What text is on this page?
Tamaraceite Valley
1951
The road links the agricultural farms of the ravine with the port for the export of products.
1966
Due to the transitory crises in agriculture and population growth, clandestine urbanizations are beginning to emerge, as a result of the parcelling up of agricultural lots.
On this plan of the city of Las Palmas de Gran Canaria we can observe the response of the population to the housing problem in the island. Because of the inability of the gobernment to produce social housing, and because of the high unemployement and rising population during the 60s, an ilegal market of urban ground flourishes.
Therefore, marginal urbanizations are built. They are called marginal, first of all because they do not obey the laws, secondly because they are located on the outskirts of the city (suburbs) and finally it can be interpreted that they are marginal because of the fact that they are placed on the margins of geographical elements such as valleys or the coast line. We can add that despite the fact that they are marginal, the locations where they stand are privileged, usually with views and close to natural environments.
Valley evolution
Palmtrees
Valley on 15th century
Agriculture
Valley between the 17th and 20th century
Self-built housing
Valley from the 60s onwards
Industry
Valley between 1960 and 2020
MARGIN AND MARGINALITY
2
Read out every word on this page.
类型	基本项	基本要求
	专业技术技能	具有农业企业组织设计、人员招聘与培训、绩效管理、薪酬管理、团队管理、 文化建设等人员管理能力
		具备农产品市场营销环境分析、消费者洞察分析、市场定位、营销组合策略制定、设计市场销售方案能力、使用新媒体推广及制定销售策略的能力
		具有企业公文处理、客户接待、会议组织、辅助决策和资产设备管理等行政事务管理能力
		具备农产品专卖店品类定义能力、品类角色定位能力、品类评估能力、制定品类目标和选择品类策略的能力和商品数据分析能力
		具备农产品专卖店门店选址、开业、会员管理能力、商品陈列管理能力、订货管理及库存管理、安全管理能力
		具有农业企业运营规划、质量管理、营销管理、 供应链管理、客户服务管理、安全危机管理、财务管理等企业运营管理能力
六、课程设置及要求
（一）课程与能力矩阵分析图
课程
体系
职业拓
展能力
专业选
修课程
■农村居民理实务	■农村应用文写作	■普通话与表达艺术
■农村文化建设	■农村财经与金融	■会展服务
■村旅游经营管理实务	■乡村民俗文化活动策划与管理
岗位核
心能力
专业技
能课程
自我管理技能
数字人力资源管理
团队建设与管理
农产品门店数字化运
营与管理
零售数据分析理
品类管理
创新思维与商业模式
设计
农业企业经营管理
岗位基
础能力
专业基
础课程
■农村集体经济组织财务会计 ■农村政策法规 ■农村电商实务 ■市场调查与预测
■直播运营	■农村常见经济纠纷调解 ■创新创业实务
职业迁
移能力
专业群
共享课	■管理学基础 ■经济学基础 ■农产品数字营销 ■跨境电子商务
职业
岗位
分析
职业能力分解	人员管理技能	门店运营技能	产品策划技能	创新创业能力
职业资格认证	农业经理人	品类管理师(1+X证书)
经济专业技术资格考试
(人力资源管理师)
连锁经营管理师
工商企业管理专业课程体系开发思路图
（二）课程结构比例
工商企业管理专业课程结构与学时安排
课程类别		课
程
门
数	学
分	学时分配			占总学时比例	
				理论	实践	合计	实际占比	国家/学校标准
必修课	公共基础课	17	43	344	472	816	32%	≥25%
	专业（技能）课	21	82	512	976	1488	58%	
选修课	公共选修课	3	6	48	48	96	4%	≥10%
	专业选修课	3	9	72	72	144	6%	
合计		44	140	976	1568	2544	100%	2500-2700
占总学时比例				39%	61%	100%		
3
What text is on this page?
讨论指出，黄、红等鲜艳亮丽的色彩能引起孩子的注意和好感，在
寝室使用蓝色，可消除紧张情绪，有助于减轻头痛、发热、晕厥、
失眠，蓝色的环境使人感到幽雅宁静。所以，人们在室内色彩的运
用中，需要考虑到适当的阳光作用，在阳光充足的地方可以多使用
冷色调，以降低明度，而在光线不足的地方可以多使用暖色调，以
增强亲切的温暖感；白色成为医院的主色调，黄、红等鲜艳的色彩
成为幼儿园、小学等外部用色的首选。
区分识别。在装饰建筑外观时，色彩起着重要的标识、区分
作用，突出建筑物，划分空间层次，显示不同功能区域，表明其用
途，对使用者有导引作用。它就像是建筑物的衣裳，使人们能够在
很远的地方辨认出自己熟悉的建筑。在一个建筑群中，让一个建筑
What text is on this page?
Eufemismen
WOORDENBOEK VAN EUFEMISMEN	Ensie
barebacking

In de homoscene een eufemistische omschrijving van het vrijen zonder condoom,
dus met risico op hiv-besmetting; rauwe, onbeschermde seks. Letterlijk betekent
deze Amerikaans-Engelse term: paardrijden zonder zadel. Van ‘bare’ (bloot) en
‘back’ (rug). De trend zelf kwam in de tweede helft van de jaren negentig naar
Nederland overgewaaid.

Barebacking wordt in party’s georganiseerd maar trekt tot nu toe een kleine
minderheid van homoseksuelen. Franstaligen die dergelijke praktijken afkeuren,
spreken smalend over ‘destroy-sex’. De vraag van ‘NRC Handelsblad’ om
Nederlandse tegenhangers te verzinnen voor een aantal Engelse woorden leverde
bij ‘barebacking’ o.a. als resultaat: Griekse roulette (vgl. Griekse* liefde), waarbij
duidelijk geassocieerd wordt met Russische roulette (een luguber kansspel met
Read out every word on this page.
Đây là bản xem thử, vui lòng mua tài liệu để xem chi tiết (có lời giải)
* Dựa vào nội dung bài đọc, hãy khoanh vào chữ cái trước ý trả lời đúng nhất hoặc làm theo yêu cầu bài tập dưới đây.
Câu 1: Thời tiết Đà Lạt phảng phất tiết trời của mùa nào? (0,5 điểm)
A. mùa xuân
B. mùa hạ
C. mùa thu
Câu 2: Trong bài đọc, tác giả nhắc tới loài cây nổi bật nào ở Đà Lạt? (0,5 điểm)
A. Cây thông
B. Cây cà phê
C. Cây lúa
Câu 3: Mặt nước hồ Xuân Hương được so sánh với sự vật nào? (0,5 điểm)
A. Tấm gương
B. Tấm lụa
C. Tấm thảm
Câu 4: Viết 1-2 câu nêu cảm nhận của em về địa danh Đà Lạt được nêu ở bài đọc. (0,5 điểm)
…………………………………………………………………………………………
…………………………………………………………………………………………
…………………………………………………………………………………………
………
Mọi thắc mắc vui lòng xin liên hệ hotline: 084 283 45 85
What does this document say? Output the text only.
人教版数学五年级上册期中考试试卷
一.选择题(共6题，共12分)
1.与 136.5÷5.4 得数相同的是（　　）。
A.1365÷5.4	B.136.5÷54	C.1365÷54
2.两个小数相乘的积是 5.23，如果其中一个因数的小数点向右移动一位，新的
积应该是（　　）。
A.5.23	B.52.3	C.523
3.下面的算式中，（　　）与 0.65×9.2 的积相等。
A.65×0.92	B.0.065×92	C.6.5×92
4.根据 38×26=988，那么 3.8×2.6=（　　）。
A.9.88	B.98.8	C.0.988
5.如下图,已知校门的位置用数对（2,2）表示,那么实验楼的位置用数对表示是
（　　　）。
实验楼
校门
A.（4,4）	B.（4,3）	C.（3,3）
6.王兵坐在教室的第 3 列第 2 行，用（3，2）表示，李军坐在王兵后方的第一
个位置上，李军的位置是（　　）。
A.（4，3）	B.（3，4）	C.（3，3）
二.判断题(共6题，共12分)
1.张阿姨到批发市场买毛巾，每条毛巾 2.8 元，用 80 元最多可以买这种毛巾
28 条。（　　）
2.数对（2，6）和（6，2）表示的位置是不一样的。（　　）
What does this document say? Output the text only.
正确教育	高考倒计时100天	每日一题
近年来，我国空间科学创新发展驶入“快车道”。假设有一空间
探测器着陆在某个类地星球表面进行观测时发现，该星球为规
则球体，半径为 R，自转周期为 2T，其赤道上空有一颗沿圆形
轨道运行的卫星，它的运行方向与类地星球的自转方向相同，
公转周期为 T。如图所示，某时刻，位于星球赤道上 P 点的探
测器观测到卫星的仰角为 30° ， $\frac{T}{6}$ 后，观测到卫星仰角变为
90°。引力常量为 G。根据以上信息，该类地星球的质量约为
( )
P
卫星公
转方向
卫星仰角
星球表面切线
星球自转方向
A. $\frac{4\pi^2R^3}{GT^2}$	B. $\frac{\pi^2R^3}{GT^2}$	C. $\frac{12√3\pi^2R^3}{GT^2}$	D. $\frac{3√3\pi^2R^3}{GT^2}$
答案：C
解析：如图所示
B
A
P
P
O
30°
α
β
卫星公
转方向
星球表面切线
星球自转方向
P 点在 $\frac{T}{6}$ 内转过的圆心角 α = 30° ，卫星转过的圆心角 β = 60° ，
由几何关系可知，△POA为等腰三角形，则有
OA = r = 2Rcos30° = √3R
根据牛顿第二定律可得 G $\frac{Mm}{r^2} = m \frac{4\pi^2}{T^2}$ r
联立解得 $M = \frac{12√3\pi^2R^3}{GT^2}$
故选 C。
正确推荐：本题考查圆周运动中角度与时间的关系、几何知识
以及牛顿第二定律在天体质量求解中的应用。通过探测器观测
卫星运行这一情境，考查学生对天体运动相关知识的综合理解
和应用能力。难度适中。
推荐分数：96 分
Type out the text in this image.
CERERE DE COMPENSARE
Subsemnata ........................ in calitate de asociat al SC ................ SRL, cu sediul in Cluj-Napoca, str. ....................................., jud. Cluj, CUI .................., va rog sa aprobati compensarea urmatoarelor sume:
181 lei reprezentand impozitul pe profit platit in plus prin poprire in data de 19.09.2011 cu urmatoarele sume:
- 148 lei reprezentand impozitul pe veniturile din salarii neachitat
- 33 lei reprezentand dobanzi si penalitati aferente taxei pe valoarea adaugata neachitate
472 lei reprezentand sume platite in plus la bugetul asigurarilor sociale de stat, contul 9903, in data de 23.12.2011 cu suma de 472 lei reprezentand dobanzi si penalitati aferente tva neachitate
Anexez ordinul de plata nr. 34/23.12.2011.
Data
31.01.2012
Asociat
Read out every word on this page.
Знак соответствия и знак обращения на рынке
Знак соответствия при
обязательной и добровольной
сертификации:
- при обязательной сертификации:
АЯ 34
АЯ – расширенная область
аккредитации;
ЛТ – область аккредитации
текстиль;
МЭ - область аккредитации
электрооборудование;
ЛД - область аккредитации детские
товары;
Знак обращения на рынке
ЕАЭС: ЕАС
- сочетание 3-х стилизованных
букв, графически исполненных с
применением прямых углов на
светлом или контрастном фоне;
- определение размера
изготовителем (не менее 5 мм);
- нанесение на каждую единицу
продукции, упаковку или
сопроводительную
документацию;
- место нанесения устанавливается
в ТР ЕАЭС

——

OBJECTIVE: From the records above, how many lines include the word "обязательной"? Only the number is wanted.

SOLUTION TO THE PROBLEM: 2